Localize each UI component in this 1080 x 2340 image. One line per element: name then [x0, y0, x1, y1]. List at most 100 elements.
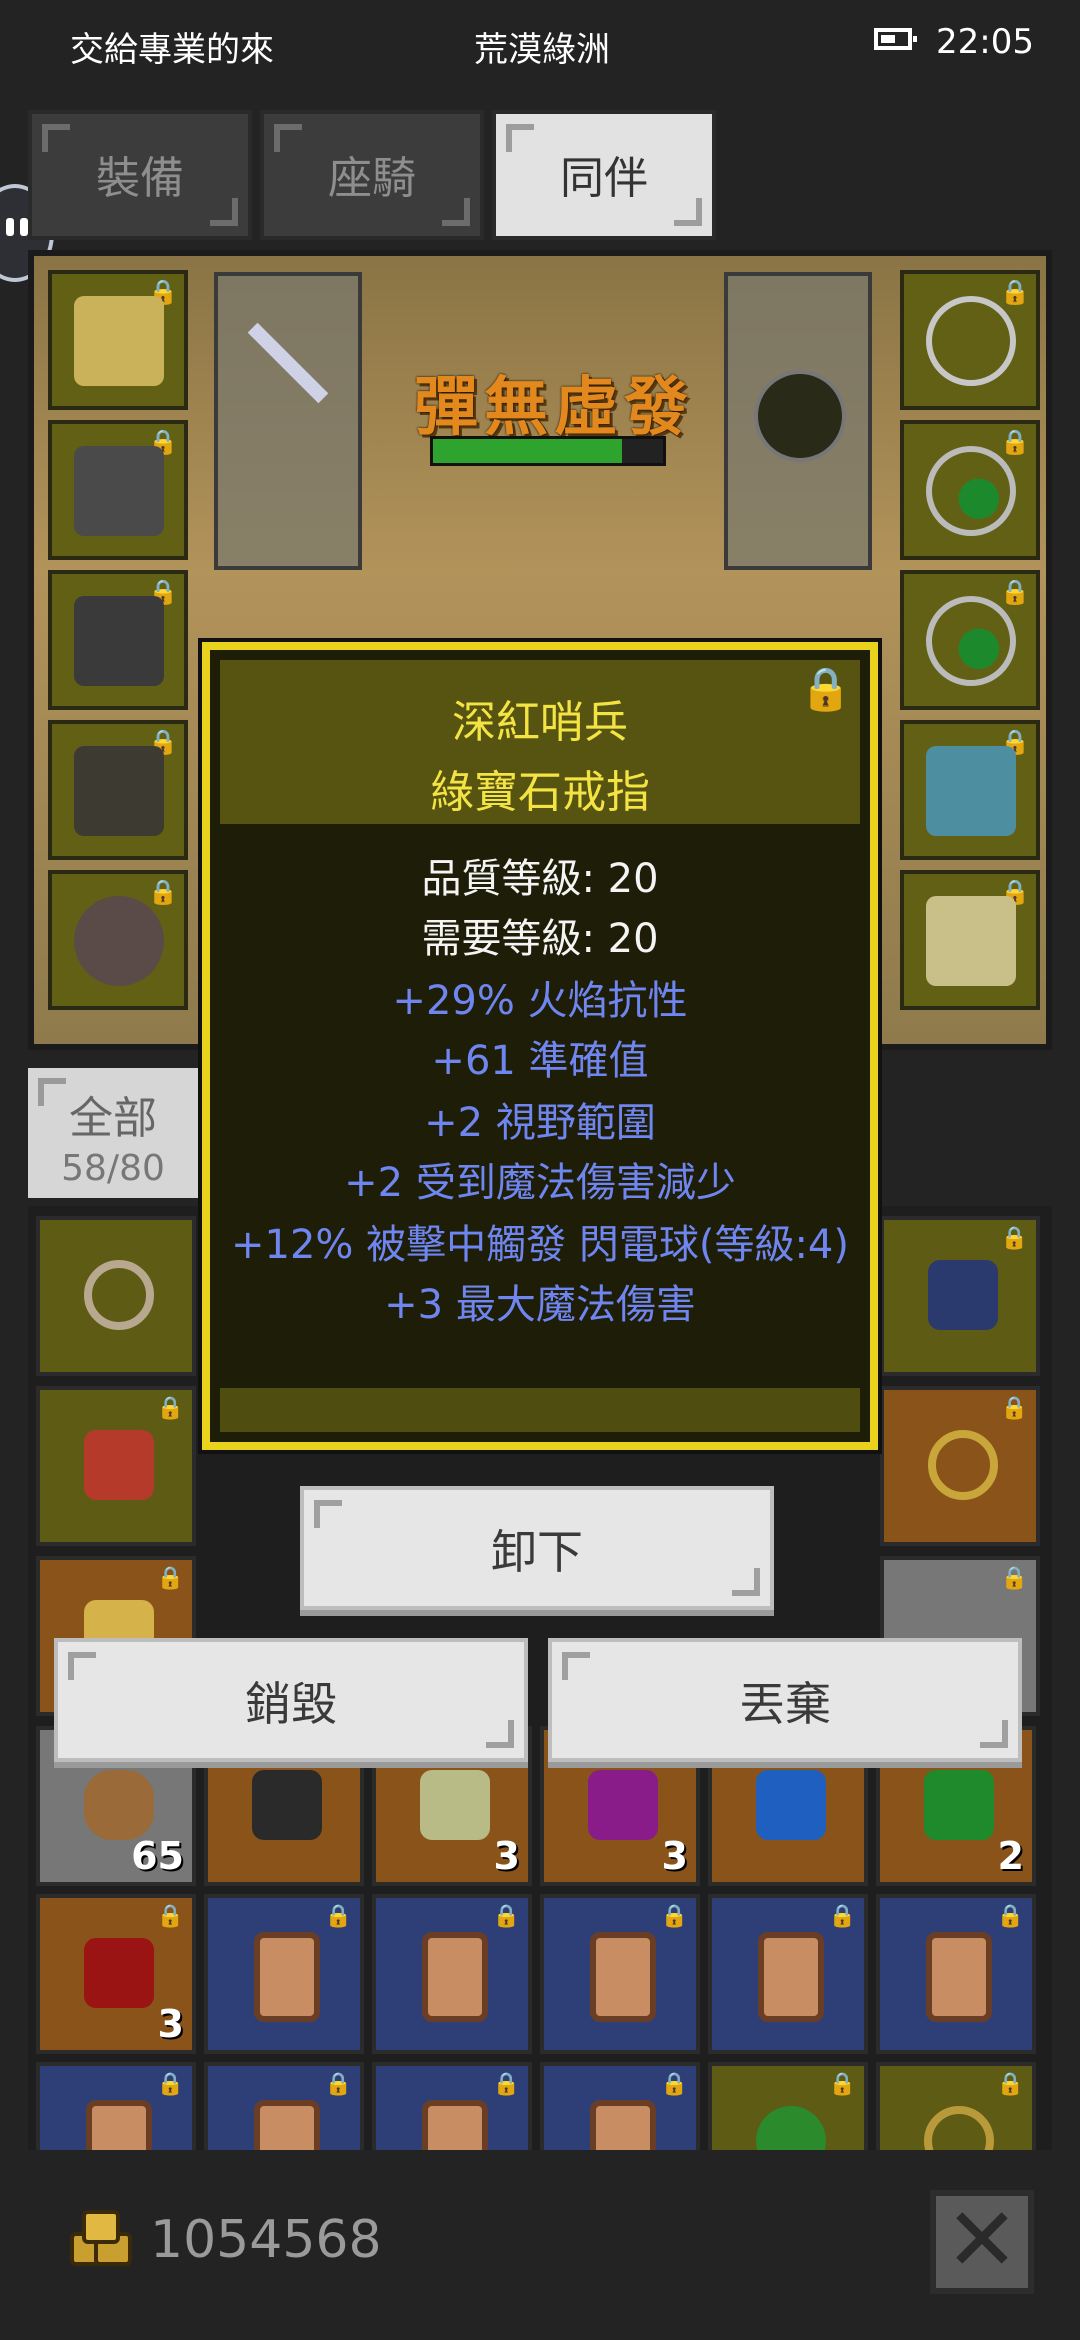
inventory-slot[interactable]: 🔒 [540, 2062, 700, 2150]
ring-slot-1[interactable]: 🔒 [900, 420, 1040, 560]
lock-icon: 🔒 [156, 1904, 184, 1929]
amulet-slot[interactable]: 🔒 [900, 270, 1040, 410]
inventory-slot[interactable]: 🔒 [880, 1216, 1040, 1376]
tooltip-footer [220, 1388, 860, 1432]
item-quantity: 3 [493, 1834, 520, 1878]
bag-filter-all[interactable]: 全部 58/80 [28, 1068, 198, 1198]
scroll-icon [926, 1932, 992, 2022]
scroll-icon [254, 1932, 320, 2022]
destroy-button[interactable]: 銷毀 [54, 1638, 528, 1762]
item-quality: 品質等級: 20 [421, 856, 659, 902]
gold-amount: 1054568 [150, 2210, 382, 2270]
close-icon: ✕ [945, 2188, 1019, 2291]
inventory-slot[interactable]: 🔒 [36, 2062, 196, 2150]
fish-icon [926, 746, 1016, 836]
item-quantity: 2 [997, 1834, 1024, 1878]
lock-icon: 🔒 [828, 2072, 856, 2097]
item-set-name: 深紅哨兵 [452, 697, 628, 748]
tab-label: 座騎 [328, 153, 416, 204]
lock-icon: 🔒 [324, 1904, 352, 1929]
inventory-slot[interactable]: 🔒 [880, 1386, 1040, 1546]
scroll-icon [86, 2100, 152, 2150]
scroll-icon [422, 1932, 488, 2022]
helmet-icon [74, 296, 164, 386]
boots-icon [74, 746, 164, 836]
tab-mount[interactable]: 座騎 [260, 110, 484, 240]
lock-icon: 🔒 [996, 2072, 1024, 2097]
gloves-icon [74, 596, 164, 686]
gloves-slot[interactable]: 🔒 [48, 570, 188, 710]
helmet-slot[interactable]: 🔒 [48, 270, 188, 410]
status-bar: 交給專業的來 荒漠綠洲 22:05 [0, 0, 1080, 88]
item-bonus: +29% 火焰抗性 [392, 978, 688, 1024]
close-button[interactable]: ✕ [930, 2190, 1034, 2294]
bag-filter-label: 全部 [69, 1093, 157, 1144]
item-tooltip: 🔒 深紅哨兵 綠寶石戒指 品質等級: 20 需要等級: 20 +29% 火焰抗性… [202, 642, 878, 1450]
gold-ring-icon [924, 2106, 994, 2150]
item-quantity: 65 [131, 1834, 184, 1878]
lock-icon: 🔒 [660, 2072, 688, 2097]
accessory-slot[interactable]: 🔒 [900, 870, 1040, 1010]
item-quantity: 3 [157, 2002, 184, 2046]
item-bonus: +3 最大魔法傷害 [384, 1282, 696, 1328]
ring-icon [926, 596, 1016, 686]
inventory-slot[interactable]: 🔒 [372, 1894, 532, 2054]
weapon-slot[interactable] [214, 272, 362, 570]
destroy-label: 銷毀 [245, 1677, 337, 1731]
belt-slot[interactable]: 🔒 [48, 870, 188, 1010]
item-name: 綠寶石戒指 [430, 767, 650, 818]
book-icon [84, 1430, 154, 1500]
inventory-slot[interactable]: 🔒 [540, 1894, 700, 2054]
lock-icon: 🔒 [1000, 1566, 1028, 1591]
item-bonus: +61 準確值 [431, 1038, 649, 1084]
item-bonus: +12% 被擊中觸發 閃電球(等級:4) [231, 1222, 849, 1268]
scroll-icon [422, 2100, 488, 2150]
armor-slot[interactable]: 🔒 [48, 420, 188, 560]
lock-icon: 🔒 [492, 1904, 520, 1929]
lock-icon: 🔒 [156, 2072, 184, 2097]
status-left-text: 交給專業的來 [70, 30, 274, 70]
inventory-slot[interactable]: 🔒 [204, 1894, 364, 2054]
hp-bar [430, 436, 666, 466]
red-gem-icon [84, 1938, 154, 2008]
lock-icon: 🔒 [1000, 1226, 1028, 1251]
item-quantity: 3 [661, 1834, 688, 1878]
scroll-icon [254, 2100, 320, 2150]
boots-slot[interactable]: 🔒 [48, 720, 188, 860]
inventory-slot[interactable]: 🔒 3 [36, 1894, 196, 2054]
item-bonus: +2 受到魔法傷害減少 [344, 1160, 736, 1206]
item-required-level: 需要等級: 20 [421, 916, 659, 962]
offhand-slot[interactable] [724, 272, 872, 570]
ring-icon [926, 446, 1016, 536]
tab-equipment[interactable]: 裝備 [28, 110, 252, 240]
inventory-slot[interactable]: 🔒 [708, 2062, 868, 2150]
unequip-label: 卸下 [491, 1525, 583, 1579]
lock-icon: 🔒 [324, 2072, 352, 2097]
inventory-slot[interactable]: 🔒 [36, 1386, 196, 1546]
inventory-slot[interactable]: 🔒 [708, 1894, 868, 2054]
belt-icon [74, 896, 164, 986]
discard-button[interactable]: 丟棄 [548, 1638, 1022, 1762]
inventory-slot[interactable]: 🔒 [876, 2062, 1036, 2150]
bow-icon [84, 1260, 154, 1330]
unequip-button[interactable]: 卸下 [300, 1486, 774, 1610]
scroll-icon [590, 1932, 656, 2022]
lock-icon: 🔒 [1000, 1396, 1028, 1421]
inventory-slot[interactable] [36, 1216, 196, 1376]
black-gem-icon [252, 1770, 322, 1840]
amulet-icon [926, 296, 1016, 386]
gold-coins-icon [70, 2210, 132, 2266]
purple-gem-icon [588, 1770, 658, 1840]
companion-banner: 彈無虛發 [414, 371, 694, 445]
green-gem-icon [924, 1770, 994, 1840]
inventory-slot[interactable]: 🔒 [876, 1894, 1036, 2054]
inventory-slot[interactable]: 🔒 [204, 2062, 364, 2150]
tab-companion[interactable]: 同伴 [492, 110, 716, 240]
armor-icon [74, 446, 164, 536]
ring-slot-2[interactable]: 🔒 [900, 570, 1040, 710]
tab-label: 裝備 [96, 153, 184, 204]
bird-card-icon [928, 1260, 998, 1330]
scroll-icon [758, 1932, 824, 2022]
mount-item-slot[interactable]: 🔒 [900, 720, 1040, 860]
inventory-slot[interactable]: 🔒 [372, 2062, 532, 2150]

[TASK PROMPT] Can you write out all of the lines above word for word, omitting the picture?

[EXERCISE RESULT]
Localize each UI component in this 1080 x 2340 image. One line per element: name then [x0, y0, x1, y1]. List at most 100 elements.
inventory-slot[interactable]: 🔒 [540, 2062, 700, 2150]
ring-slot-1[interactable]: 🔒 [900, 420, 1040, 560]
lock-icon: 🔒 [156, 1904, 184, 1929]
amulet-slot[interactable]: 🔒 [900, 270, 1040, 410]
inventory-slot[interactable]: 🔒 [880, 1216, 1040, 1376]
tooltip-footer [220, 1388, 860, 1432]
item-quantity: 3 [493, 1834, 520, 1878]
bag-filter-all[interactable]: 全部 58/80 [28, 1068, 198, 1198]
scroll-icon [926, 1932, 992, 2022]
scroll-icon [254, 1932, 320, 2022]
destroy-button[interactable]: 銷毀 [54, 1638, 528, 1762]
item-quality: 品質等級: 20 [421, 856, 659, 902]
gold-amount: 1054568 [150, 2210, 382, 2270]
close-icon: ✕ [945, 2188, 1019, 2291]
inventory-slot[interactable]: 🔒 [36, 2062, 196, 2150]
fish-icon [926, 746, 1016, 836]
item-quantity: 2 [997, 1834, 1024, 1878]
lock-icon: 🔒 [828, 2072, 856, 2097]
item-set-name: 深紅哨兵 [452, 697, 628, 748]
tab-label: 座騎 [328, 153, 416, 204]
lock-icon: 🔒 [324, 1904, 352, 1929]
inventory-slot[interactable]: 🔒 [880, 1386, 1040, 1546]
scroll-icon [86, 2100, 152, 2150]
scroll-icon [422, 1932, 488, 2022]
helmet-icon [74, 296, 164, 386]
boots-icon [74, 746, 164, 836]
tab-mount[interactable]: 座騎 [260, 110, 484, 240]
lock-icon: 🔒 [996, 2072, 1024, 2097]
gloves-icon [74, 596, 164, 686]
gloves-slot[interactable]: 🔒 [48, 570, 188, 710]
helmet-slot[interactable]: 🔒 [48, 270, 188, 410]
status-bar: 交給專業的來 荒漠綠洲 22:05 [0, 0, 1080, 88]
item-bonus: +29% 火焰抗性 [392, 978, 688, 1024]
close-button[interactable]: ✕ [930, 2190, 1034, 2294]
bag-filter-label: 全部 [69, 1093, 157, 1144]
item-tooltip: 🔒 深紅哨兵 綠寶石戒指 品質等級: 20 需要等級: 20 +29% 火焰抗性… [202, 642, 878, 1450]
gold-ring-icon [924, 2106, 994, 2150]
item-quantity: 65 [131, 1834, 184, 1878]
lock-icon: 🔒 [660, 2072, 688, 2097]
accessory-slot[interactable]: 🔒 [900, 870, 1040, 1010]
item-quantity: 3 [157, 2002, 184, 2046]
item-bonus: +3 最大魔法傷害 [384, 1282, 696, 1328]
ring-icon [926, 596, 1016, 686]
inventory-slot[interactable]: 🔒 [372, 1894, 532, 2054]
weapon-slot[interactable] [214, 272, 362, 570]
destroy-label: 銷毀 [245, 1677, 337, 1731]
belt-slot[interactable]: 🔒 [48, 870, 188, 1010]
item-name: 綠寶石戒指 [430, 767, 650, 818]
book-icon [84, 1430, 154, 1500]
inventory-slot[interactable]: 🔒 [540, 1894, 700, 2054]
lock-icon: 🔒 [1000, 1566, 1028, 1591]
item-bonus: +61 準確值 [431, 1038, 649, 1084]
item-bonus: +12% 被擊中觸發 閃電球(等級:4) [231, 1222, 849, 1268]
scroll-icon [422, 2100, 488, 2150]
armor-slot[interactable]: 🔒 [48, 420, 188, 560]
lock-icon: 🔒 [492, 1904, 520, 1929]
lock-icon: 🔒 [156, 2072, 184, 2097]
status-left-text: 交給專業的來 [70, 30, 274, 70]
inventory-slot[interactable]: 🔒 [204, 1894, 364, 2054]
hp-bar [430, 436, 666, 466]
red-gem-icon [84, 1938, 154, 2008]
lock-icon: 🔒 [1000, 1226, 1028, 1251]
item-quantity: 3 [661, 1834, 688, 1878]
scroll-icon [254, 2100, 320, 2150]
boots-slot[interactable]: 🔒 [48, 720, 188, 860]
inventory-slot[interactable]: 🔒 3 [36, 1894, 196, 2054]
item-bonus: +2 受到魔法傷害減少 [344, 1160, 736, 1206]
item-required-level: 需要等級: 20 [421, 916, 659, 962]
offhand-slot[interactable] [724, 272, 872, 570]
ring-icon [926, 446, 1016, 536]
tab-equipment[interactable]: 裝備 [28, 110, 252, 240]
inventory-slot[interactable]: 🔒 [708, 2062, 868, 2150]
unequip-label: 卸下 [491, 1525, 583, 1579]
lock-icon: 🔒 [324, 2072, 352, 2097]
inventory-slot[interactable]: 🔒 [36, 1386, 196, 1546]
inventory-slot[interactable]: 🔒 [708, 1894, 868, 2054]
belt-icon [74, 896, 164, 986]
discard-button[interactable]: 丟棄 [548, 1638, 1022, 1762]
inventory-slot[interactable]: 🔒 [876, 2062, 1036, 2150]
bow-icon [84, 1260, 154, 1330]
unequip-button[interactable]: 卸下 [300, 1486, 774, 1610]
scroll-icon [590, 1932, 656, 2022]
lock-icon: 🔒 [1000, 1396, 1028, 1421]
inventory-slot[interactable] [36, 1216, 196, 1376]
black-gem-icon [252, 1770, 322, 1840]
amulet-icon [926, 296, 1016, 386]
gold-coins-icon [70, 2210, 132, 2266]
purple-gem-icon [588, 1770, 658, 1840]
companion-banner: 彈無虛發 [414, 371, 694, 445]
green-gem-icon [924, 1770, 994, 1840]
inventory-slot[interactable]: 🔒 [876, 1894, 1036, 2054]
inventory-slot[interactable]: 🔒 [204, 2062, 364, 2150]
tab-companion[interactable]: 同伴 [492, 110, 716, 240]
armor-icon [74, 446, 164, 536]
ring-slot-2[interactable]: 🔒 [900, 570, 1040, 710]
tab-label: 裝備 [96, 153, 184, 204]
bird-card-icon [928, 1260, 998, 1330]
scroll-icon [758, 1932, 824, 2022]
mount-item-slot[interactable]: 🔒 [900, 720, 1040, 860]
inventory-slot[interactable]: 🔒 [372, 2062, 532, 2150]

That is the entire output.